» Entries provided
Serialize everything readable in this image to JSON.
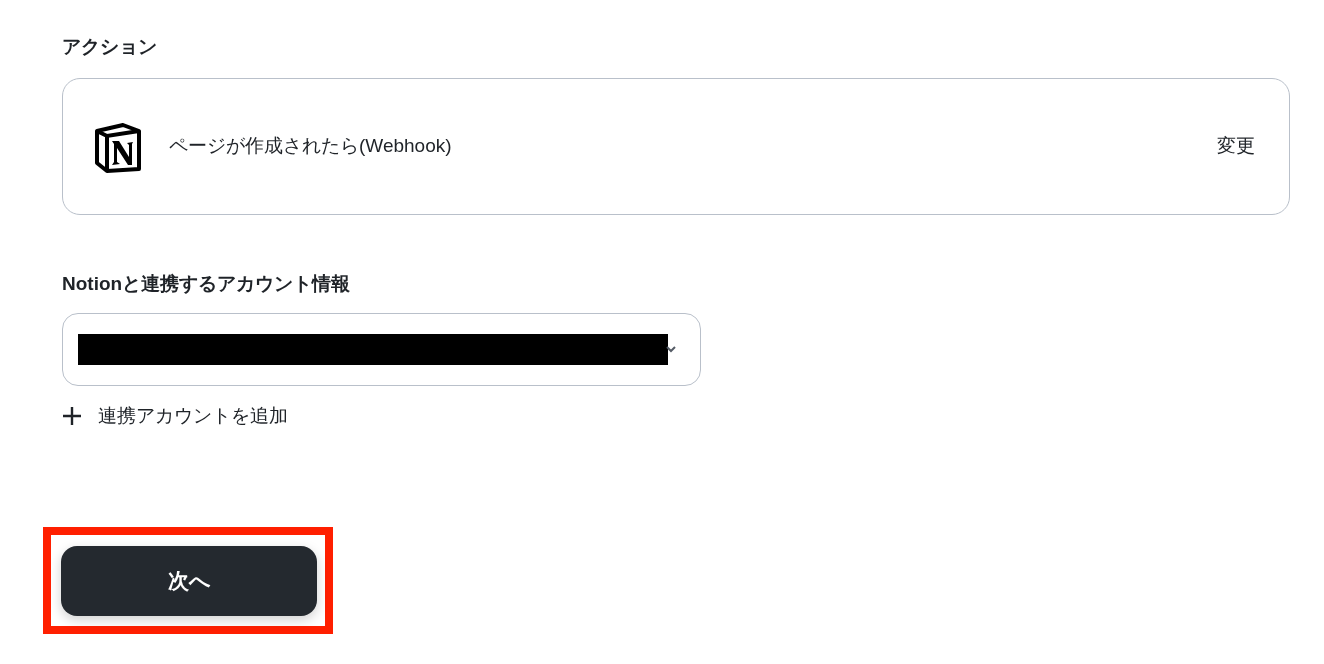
{
  "section_title": "アクション",
  "action": {
    "title": "ページが作成されたら(Webhook)",
    "change_label": "変更"
  },
  "account": {
    "label": "Notionと連携するアカウント情報",
    "value_redacted": true
  },
  "add_account": {
    "label": "連携アカウントを追加"
  },
  "next_button": {
    "label": "次へ",
    "highlighted": true
  }
}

» Problem requirements
Replicate the material above verbatim; images stay out of the copy.

» Result
Serialize everything readable in this image to JSON.
{
  "section_title": "アクション",
  "action": {
    "title": "ページが作成されたら(Webhook)",
    "change_label": "変更"
  },
  "account": {
    "label": "Notionと連携するアカウント情報",
    "value_redacted": true
  },
  "add_account": {
    "label": "連携アカウントを追加"
  },
  "next_button": {
    "label": "次へ",
    "highlighted": true
  }
}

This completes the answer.